▸ Given problem
Scan the material that follows. Copy every line containing the word "JSON".

▸ Data lines
(begin)

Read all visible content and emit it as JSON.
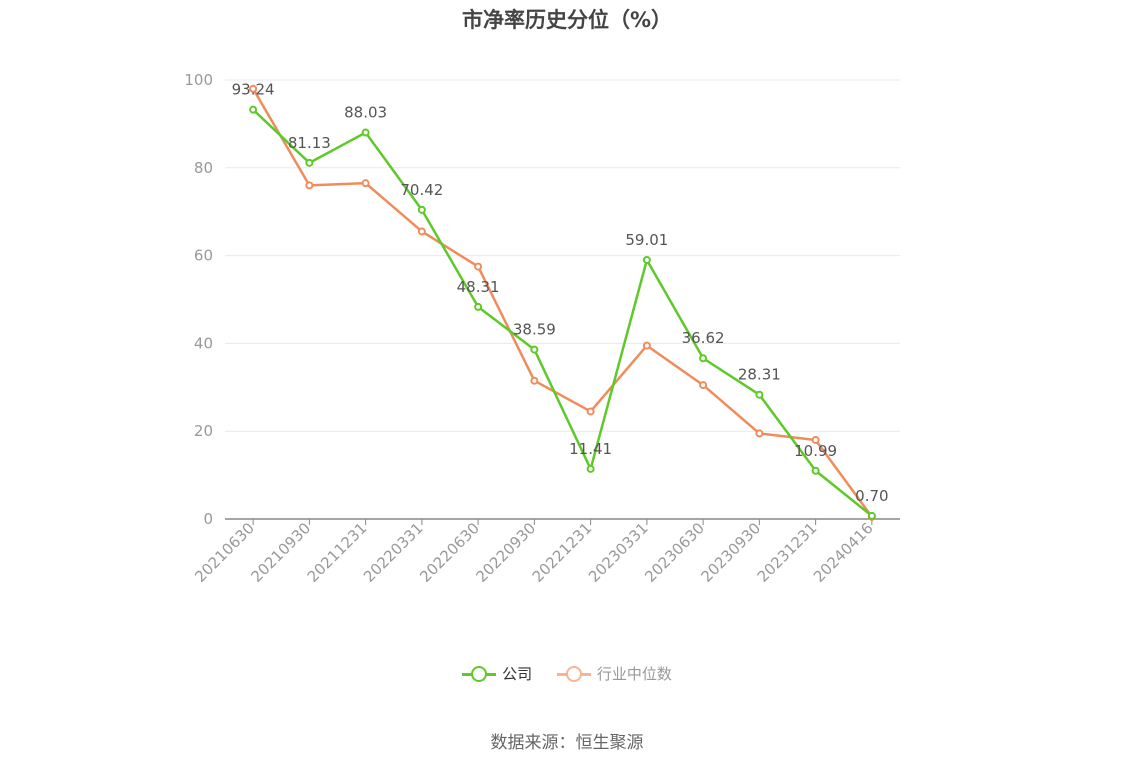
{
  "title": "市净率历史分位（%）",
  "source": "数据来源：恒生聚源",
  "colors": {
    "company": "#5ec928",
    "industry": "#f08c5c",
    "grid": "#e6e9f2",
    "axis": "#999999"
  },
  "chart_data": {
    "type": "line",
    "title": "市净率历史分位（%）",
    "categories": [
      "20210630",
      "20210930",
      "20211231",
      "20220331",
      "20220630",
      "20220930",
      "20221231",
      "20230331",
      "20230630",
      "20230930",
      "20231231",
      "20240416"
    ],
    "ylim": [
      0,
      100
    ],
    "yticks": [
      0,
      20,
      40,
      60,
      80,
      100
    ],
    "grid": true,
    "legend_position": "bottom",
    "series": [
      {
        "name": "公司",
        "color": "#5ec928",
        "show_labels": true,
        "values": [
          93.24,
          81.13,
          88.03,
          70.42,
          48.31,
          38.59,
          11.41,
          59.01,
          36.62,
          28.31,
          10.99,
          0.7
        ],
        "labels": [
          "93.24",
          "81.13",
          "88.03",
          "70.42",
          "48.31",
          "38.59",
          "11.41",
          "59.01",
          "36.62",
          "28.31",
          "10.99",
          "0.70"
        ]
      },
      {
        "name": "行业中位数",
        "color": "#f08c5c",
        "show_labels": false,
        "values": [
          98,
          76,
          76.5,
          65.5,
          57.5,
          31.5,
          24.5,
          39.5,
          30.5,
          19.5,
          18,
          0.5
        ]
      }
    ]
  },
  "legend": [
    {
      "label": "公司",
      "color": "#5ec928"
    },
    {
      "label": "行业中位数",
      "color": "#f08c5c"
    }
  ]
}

(end)
(begin)

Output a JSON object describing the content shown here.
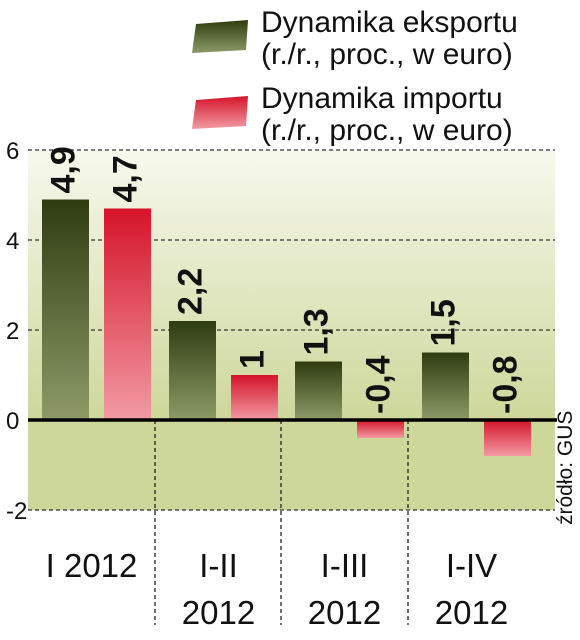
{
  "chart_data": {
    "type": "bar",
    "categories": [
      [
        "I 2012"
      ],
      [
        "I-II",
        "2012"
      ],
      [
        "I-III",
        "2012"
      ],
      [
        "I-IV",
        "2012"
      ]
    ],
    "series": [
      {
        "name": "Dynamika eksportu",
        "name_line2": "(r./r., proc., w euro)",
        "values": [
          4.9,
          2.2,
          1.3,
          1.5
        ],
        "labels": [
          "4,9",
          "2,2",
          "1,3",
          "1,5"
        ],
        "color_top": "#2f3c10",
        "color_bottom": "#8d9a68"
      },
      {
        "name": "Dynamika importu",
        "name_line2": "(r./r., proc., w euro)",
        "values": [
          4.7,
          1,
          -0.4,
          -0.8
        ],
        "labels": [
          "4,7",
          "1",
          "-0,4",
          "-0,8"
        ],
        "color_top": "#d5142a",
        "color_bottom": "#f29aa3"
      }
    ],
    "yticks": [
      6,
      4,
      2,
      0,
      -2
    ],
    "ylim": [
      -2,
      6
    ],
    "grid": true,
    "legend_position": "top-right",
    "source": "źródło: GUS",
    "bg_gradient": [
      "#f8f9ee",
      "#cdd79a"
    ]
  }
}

(end)

▸ Written answer
Read all visible content and emit it as JSON.
Output a JSON object describing the content shown here.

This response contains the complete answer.